Task brief ::
Report all lines holding "true".

════════════════════

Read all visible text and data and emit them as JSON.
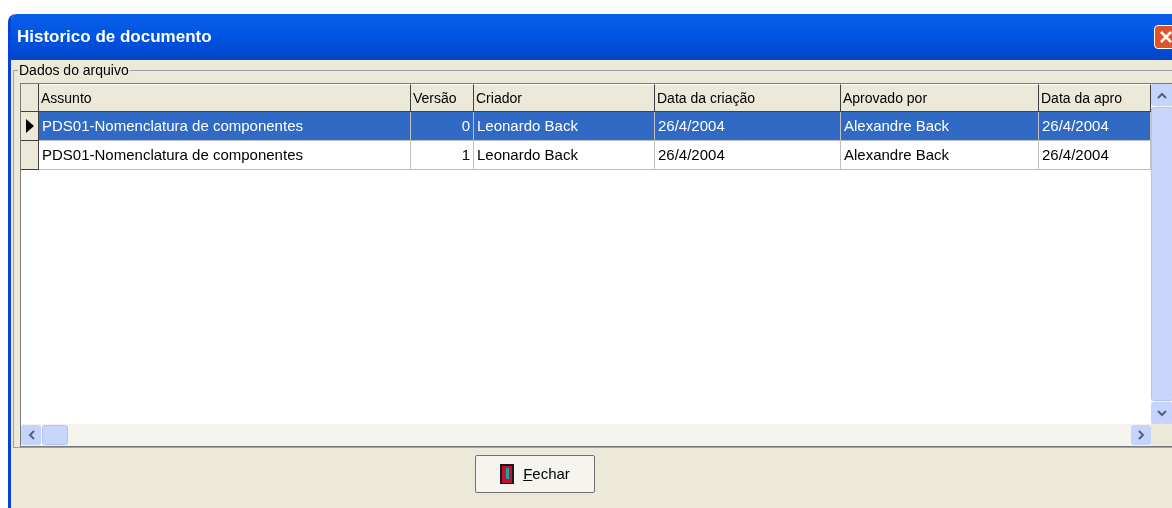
{
  "window": {
    "title": "Historico de documento"
  },
  "group": {
    "label": "Dados do arquivo"
  },
  "table": {
    "columns": [
      "Assunto",
      "Versão",
      "Criador",
      "Data da criação",
      "Aprovado por",
      "Data da apro"
    ],
    "rows": [
      {
        "selected": true,
        "cells": [
          "PDS01-Nomenclatura de componentes",
          "0",
          "Leonardo Back",
          "26/4/2004",
          "Alexandre Back",
          "26/4/2004"
        ]
      },
      {
        "selected": false,
        "cells": [
          "PDS01-Nomenclatura de componentes",
          "1",
          "Leonardo Back",
          "26/4/2004",
          "Alexandre Back",
          "26/4/2004"
        ]
      }
    ]
  },
  "buttons": [
    {
      "label": "Fechar",
      "mnemonic_underlined": true
    }
  ]
}
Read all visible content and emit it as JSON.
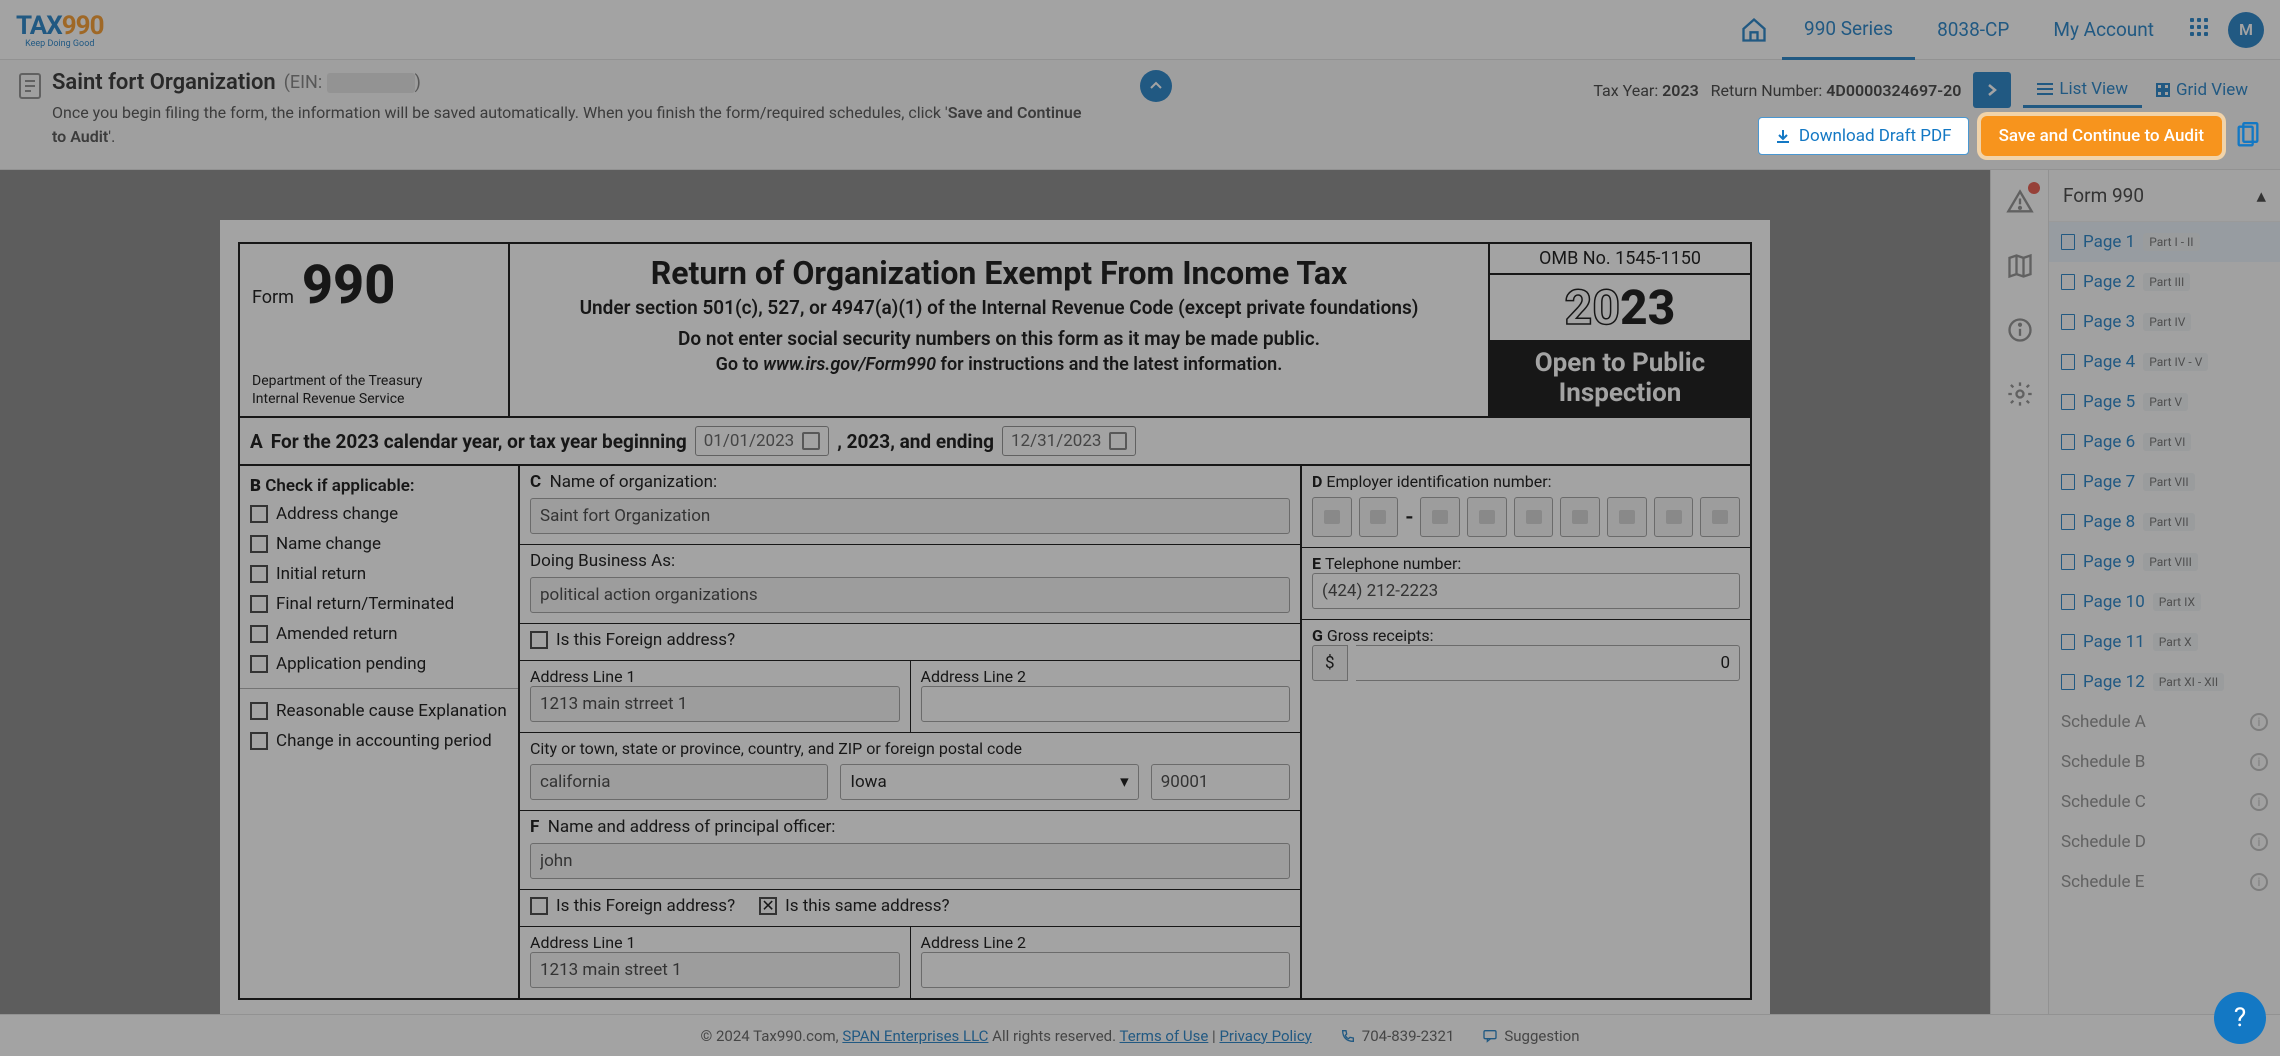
{
  "brand": {
    "name_a": "TAX",
    "name_b": "990",
    "tagline": "Keep Doing Good"
  },
  "nav": {
    "series": "990 Series",
    "cp": "8038-CP",
    "account": "My Account",
    "avatar": "M"
  },
  "sub": {
    "org": "Saint fort Organization",
    "ein_label": "(EIN:",
    "ein_close": ")",
    "instr_a": "Once you begin filing the form, the information will be saved automatically. When you finish the form/required schedules, click '",
    "instr_b": "Save and Continue to Audit",
    "instr_c": "'.",
    "tax_year_lbl": "Tax Year:",
    "tax_year": "2023",
    "return_lbl": "Return Number:",
    "return_no": "4D0000324697-20",
    "download": "Download Draft PDF",
    "save_cont": "Save and Continue to Audit",
    "list_view": "List View",
    "grid_view": "Grid View"
  },
  "form": {
    "form_word": "Form",
    "form_no": "990",
    "dept1": "Department of the Treasury",
    "dept2": "Internal Revenue Service",
    "title": "Return of Organization Exempt From Income Tax",
    "sub1": "Under section 501(c), 527, or 4947(a)(1) of the Internal Revenue Code (except private foundations)",
    "sub2": "Do not enter social security numbers on this form as it may be made public.",
    "sub3a": "Go to ",
    "sub3b": "www.irs.gov/Form990",
    "sub3c": " for instructions and the latest information.",
    "omb": "OMB No. 1545-1150",
    "year_outline": "20",
    "year_bold": "23",
    "open_pub": "Open to Public Inspection",
    "rowA_a": "A",
    "rowA_b": " For the 2023 calendar year, or tax year beginning",
    "rowA_mid": ", 2023, and ending",
    "date_begin": "01/01/2023",
    "date_end": "12/31/2023",
    "B_hdr": "B",
    "B_chk": "Check if applicable:",
    "b1": "Address change",
    "b2": "Name change",
    "b3": "Initial return",
    "b4": "Final return/Terminated",
    "b5": "Amended return",
    "b6": "Application pending",
    "b7": "Reasonable cause Explanation",
    "b8": "Change in accounting period",
    "C_lbl": "C",
    "C_text": "Name of organization:",
    "C_val": "Saint fort Organization",
    "dba_lbl": "Doing Business As:",
    "dba_val": "political action organizations",
    "foreign_q": "Is this Foreign address?",
    "addr1_lbl": "Address Line 1",
    "addr1_val": "1213 main strreet 1",
    "addr2_lbl": "Address Line 2",
    "city_lbl": "City or town, state or province, country, and ZIP or foreign postal code",
    "city_val": "california",
    "state_val": "Iowa",
    "zip_val": "90001",
    "F_lbl": "F",
    "F_text": "Name and address of principal officer:",
    "F_val": "john",
    "same_q": "Is this same address?",
    "F_addr1": "1213 main street 1",
    "D_lbl": "D",
    "D_text": "Employer identification number:",
    "E_lbl": "E",
    "E_text": "Telephone number:",
    "E_val": "(424) 212-2223",
    "G_lbl": "G",
    "G_text": "Gross receipts:",
    "G_dollar": "$",
    "G_val": "0"
  },
  "pagenav": {
    "title": "Form 990",
    "pages": [
      {
        "label": "Page 1",
        "part": "Part I - II"
      },
      {
        "label": "Page 2",
        "part": "Part III"
      },
      {
        "label": "Page 3",
        "part": "Part IV"
      },
      {
        "label": "Page 4",
        "part": "Part IV - V"
      },
      {
        "label": "Page 5",
        "part": "Part V"
      },
      {
        "label": "Page 6",
        "part": "Part VI"
      },
      {
        "label": "Page 7",
        "part": "Part VII"
      },
      {
        "label": "Page 8",
        "part": "Part VII"
      },
      {
        "label": "Page 9",
        "part": "Part VIII"
      },
      {
        "label": "Page 10",
        "part": "Part IX"
      },
      {
        "label": "Page 11",
        "part": "Part X"
      },
      {
        "label": "Page 12",
        "part": "Part XI - XII"
      }
    ],
    "schedules": [
      "Schedule A",
      "Schedule B",
      "Schedule C",
      "Schedule D",
      "Schedule E"
    ]
  },
  "footer": {
    "copy_a": "© 2024 Tax990.com, ",
    "span_link": "SPAN Enterprises LLC",
    "copy_b": " All rights reserved. ",
    "terms": "Terms of Use",
    "sep": " | ",
    "priv": "Privacy Policy",
    "phone": "704-839-2321",
    "sugg": "Suggestion"
  },
  "help": "?"
}
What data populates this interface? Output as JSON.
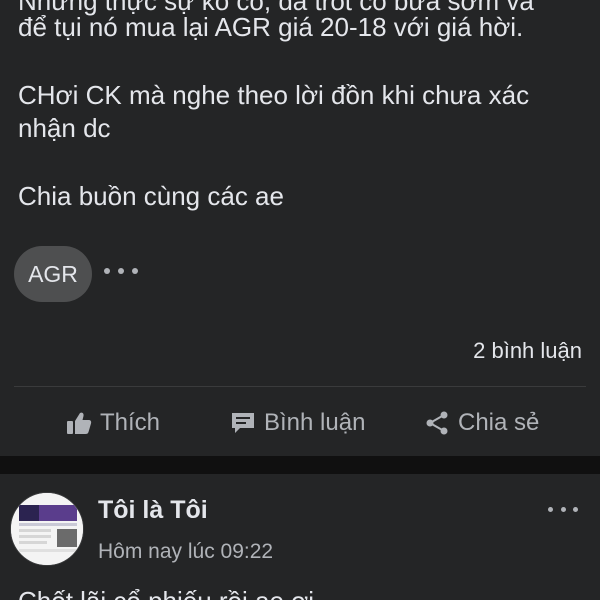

════════════════════

Expected output ::
        "selected": true,
      "mnemonic_underlined": true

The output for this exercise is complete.